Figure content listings
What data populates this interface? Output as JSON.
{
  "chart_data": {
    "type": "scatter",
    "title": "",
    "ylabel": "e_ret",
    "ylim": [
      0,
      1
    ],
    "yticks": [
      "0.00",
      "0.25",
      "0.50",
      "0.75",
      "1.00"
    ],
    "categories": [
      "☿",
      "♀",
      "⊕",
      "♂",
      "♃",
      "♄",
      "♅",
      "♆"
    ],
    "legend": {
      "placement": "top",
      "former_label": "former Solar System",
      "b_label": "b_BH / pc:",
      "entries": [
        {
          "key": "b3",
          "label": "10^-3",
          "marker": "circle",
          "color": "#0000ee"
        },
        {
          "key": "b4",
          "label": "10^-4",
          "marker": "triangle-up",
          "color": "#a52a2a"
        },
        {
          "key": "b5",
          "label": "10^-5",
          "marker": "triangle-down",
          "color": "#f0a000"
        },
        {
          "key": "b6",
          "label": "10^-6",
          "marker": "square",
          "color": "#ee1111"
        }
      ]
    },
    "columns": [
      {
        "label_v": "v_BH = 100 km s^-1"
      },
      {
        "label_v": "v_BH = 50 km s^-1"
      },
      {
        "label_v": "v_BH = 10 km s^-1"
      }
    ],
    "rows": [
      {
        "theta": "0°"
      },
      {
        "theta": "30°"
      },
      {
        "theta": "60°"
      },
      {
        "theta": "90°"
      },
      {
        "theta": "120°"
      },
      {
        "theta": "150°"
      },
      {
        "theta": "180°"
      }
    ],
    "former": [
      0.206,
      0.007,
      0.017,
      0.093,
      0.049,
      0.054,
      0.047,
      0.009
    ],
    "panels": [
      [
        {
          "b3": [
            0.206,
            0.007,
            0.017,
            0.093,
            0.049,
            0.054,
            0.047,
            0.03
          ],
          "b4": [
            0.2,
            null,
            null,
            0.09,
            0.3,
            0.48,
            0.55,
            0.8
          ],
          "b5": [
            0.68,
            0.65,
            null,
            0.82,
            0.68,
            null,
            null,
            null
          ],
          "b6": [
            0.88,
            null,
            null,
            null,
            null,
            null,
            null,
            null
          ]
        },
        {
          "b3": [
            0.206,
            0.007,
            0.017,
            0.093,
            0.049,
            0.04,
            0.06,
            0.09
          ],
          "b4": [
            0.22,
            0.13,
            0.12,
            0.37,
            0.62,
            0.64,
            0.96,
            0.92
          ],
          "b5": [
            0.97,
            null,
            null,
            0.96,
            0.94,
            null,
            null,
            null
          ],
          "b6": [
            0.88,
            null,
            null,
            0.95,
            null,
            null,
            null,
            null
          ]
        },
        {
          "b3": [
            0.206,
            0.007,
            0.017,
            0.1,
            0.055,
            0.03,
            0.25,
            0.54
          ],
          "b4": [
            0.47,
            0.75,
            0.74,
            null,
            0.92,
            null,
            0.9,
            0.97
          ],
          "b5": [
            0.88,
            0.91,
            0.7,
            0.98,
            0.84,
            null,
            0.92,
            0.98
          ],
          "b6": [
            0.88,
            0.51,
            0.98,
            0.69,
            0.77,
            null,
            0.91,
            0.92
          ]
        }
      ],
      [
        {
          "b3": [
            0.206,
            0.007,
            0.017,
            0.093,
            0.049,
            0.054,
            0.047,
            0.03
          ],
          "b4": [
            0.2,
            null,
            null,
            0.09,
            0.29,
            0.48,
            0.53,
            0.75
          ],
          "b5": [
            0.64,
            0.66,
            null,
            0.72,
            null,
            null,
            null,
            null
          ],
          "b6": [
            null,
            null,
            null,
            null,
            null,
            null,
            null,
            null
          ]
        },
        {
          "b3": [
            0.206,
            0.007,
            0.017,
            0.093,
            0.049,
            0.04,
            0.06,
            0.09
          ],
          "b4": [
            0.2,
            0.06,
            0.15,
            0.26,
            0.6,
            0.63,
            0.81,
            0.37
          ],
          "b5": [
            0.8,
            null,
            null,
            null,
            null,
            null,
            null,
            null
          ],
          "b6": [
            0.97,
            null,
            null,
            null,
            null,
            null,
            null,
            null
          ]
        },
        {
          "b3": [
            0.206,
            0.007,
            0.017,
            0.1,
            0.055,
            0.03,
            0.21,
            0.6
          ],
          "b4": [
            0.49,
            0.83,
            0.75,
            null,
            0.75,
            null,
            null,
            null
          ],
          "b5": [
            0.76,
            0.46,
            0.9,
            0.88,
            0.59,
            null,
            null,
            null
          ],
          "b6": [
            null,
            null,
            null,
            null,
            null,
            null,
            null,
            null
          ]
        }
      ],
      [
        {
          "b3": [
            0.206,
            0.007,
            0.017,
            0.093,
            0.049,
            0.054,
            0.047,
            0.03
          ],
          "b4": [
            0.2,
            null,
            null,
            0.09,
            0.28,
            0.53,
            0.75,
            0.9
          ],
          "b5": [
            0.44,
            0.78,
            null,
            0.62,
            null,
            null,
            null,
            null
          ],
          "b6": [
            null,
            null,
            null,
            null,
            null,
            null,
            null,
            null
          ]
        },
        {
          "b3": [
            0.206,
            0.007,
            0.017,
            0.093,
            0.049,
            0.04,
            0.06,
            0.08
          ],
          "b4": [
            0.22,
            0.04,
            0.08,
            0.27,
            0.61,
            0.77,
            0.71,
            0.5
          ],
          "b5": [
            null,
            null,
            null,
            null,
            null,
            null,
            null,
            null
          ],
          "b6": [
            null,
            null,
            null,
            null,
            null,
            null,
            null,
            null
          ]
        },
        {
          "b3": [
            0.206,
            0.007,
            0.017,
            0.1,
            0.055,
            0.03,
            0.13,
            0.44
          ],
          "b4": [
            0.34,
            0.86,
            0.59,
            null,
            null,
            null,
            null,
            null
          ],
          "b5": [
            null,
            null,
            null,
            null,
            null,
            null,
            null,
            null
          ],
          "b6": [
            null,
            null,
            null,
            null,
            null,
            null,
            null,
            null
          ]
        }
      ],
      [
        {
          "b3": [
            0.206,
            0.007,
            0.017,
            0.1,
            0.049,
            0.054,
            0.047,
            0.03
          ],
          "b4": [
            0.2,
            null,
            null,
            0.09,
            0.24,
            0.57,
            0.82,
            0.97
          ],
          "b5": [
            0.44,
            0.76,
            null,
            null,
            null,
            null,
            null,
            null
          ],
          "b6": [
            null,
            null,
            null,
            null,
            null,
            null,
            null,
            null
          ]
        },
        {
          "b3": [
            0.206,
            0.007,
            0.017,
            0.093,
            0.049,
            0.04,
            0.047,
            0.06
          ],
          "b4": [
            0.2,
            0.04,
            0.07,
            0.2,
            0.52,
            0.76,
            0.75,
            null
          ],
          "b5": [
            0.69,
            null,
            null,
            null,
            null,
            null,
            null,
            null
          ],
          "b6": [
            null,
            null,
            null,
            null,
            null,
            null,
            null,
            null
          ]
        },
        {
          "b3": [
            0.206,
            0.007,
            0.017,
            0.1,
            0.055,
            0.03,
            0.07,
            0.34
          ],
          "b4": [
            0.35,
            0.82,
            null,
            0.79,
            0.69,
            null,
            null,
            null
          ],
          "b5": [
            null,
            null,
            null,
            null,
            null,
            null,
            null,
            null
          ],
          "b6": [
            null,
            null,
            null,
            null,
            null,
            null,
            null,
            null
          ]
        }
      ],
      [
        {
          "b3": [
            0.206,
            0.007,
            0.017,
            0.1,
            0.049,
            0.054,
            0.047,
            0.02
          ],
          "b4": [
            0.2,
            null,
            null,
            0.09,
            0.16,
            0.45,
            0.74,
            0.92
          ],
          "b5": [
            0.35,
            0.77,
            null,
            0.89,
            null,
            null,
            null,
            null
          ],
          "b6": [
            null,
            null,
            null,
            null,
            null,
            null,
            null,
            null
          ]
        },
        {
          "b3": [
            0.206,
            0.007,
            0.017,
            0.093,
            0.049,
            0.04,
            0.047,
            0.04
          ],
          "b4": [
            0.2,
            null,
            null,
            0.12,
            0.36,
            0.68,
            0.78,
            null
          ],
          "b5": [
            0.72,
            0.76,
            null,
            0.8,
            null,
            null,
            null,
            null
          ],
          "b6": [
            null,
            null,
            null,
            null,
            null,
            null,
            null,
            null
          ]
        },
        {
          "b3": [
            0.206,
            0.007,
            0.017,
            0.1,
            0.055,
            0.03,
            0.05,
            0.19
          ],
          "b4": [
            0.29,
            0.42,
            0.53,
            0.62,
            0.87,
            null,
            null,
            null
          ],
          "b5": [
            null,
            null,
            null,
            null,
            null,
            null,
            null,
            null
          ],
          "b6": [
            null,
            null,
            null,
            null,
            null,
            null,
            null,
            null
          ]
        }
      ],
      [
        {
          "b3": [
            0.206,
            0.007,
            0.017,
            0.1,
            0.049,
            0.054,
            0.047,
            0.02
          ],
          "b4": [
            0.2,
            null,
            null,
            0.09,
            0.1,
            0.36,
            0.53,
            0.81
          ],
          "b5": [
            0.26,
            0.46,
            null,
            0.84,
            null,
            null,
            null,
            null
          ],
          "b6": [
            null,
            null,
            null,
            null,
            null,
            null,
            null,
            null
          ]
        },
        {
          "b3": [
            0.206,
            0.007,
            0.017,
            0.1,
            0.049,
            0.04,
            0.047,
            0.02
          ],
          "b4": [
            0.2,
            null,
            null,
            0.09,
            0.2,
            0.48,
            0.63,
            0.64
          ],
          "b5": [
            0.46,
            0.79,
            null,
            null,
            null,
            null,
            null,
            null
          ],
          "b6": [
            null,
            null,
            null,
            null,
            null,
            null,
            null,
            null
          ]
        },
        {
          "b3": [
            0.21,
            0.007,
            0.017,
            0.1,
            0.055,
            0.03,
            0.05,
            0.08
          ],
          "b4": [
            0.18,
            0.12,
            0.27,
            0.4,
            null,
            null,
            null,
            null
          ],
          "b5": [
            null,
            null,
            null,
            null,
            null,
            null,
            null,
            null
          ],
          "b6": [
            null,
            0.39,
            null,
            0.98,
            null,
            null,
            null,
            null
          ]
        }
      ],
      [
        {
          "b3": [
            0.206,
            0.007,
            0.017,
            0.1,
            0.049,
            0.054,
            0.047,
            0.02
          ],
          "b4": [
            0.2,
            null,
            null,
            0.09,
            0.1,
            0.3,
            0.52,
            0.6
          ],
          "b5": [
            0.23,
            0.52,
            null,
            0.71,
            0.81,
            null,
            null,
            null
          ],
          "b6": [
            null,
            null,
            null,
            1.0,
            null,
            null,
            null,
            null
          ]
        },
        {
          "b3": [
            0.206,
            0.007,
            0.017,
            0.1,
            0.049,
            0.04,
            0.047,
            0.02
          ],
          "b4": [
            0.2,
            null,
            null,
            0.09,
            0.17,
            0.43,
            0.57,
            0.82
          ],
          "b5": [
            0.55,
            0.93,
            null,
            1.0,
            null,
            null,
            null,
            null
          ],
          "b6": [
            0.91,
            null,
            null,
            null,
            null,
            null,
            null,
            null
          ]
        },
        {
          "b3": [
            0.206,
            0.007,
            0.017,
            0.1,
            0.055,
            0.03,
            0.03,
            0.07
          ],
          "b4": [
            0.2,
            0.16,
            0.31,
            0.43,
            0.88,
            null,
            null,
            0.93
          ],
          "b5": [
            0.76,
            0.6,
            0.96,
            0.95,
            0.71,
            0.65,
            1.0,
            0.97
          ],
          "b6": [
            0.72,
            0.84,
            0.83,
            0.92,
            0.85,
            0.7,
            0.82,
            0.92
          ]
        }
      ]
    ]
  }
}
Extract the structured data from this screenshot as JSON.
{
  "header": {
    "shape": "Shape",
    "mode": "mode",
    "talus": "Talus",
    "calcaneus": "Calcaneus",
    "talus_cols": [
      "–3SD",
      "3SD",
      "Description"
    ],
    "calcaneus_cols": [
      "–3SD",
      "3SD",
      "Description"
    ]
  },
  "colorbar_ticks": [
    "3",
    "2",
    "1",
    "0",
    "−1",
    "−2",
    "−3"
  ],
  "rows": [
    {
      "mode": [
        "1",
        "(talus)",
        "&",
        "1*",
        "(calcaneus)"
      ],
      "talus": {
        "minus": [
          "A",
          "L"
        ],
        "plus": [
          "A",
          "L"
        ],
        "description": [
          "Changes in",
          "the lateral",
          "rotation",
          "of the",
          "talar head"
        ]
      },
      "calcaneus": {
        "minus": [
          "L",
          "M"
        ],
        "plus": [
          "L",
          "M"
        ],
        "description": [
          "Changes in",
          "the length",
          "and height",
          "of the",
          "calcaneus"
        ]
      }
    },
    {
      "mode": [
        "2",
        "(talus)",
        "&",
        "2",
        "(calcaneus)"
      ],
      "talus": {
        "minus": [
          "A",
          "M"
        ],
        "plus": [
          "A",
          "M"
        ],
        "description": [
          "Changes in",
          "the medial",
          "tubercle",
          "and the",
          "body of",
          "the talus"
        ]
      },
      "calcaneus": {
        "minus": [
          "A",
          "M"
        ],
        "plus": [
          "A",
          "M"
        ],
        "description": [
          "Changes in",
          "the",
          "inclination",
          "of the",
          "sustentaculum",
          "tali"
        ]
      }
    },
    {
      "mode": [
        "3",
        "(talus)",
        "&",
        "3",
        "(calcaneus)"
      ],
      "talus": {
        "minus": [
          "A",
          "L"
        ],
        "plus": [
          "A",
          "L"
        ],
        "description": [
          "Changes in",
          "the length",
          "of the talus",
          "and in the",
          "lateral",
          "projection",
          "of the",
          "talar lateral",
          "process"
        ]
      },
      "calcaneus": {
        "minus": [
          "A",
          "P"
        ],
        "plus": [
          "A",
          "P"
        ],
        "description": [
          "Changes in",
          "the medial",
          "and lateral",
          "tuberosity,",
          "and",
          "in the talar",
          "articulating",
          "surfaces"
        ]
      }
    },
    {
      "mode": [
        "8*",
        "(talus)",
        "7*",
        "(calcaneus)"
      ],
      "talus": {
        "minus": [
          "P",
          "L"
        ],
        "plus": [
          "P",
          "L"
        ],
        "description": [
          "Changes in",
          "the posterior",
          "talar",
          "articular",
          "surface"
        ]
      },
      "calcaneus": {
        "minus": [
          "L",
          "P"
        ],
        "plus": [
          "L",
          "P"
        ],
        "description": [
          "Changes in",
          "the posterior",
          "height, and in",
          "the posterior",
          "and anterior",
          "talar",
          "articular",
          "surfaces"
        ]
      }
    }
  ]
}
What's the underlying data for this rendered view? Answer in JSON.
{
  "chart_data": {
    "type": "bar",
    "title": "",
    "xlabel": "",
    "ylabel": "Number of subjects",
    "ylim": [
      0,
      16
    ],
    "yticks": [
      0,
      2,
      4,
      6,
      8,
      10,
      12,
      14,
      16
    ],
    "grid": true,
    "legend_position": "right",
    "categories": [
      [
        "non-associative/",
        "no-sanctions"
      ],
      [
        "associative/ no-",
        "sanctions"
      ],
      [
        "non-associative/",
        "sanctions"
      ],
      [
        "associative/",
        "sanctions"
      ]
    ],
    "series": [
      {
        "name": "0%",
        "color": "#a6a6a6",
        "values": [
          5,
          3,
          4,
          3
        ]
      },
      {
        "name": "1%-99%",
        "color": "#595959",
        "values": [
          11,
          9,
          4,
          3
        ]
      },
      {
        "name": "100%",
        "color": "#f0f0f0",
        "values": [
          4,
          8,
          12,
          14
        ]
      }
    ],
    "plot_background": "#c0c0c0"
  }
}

**PROBLEM REQUIREMENTS:**
Find every line that has "triangle" in it, then return those lines.

**RESPONSE TO THE EXERCISE:**
          "marker": "triangle-up",
          "marker": "triangle-down",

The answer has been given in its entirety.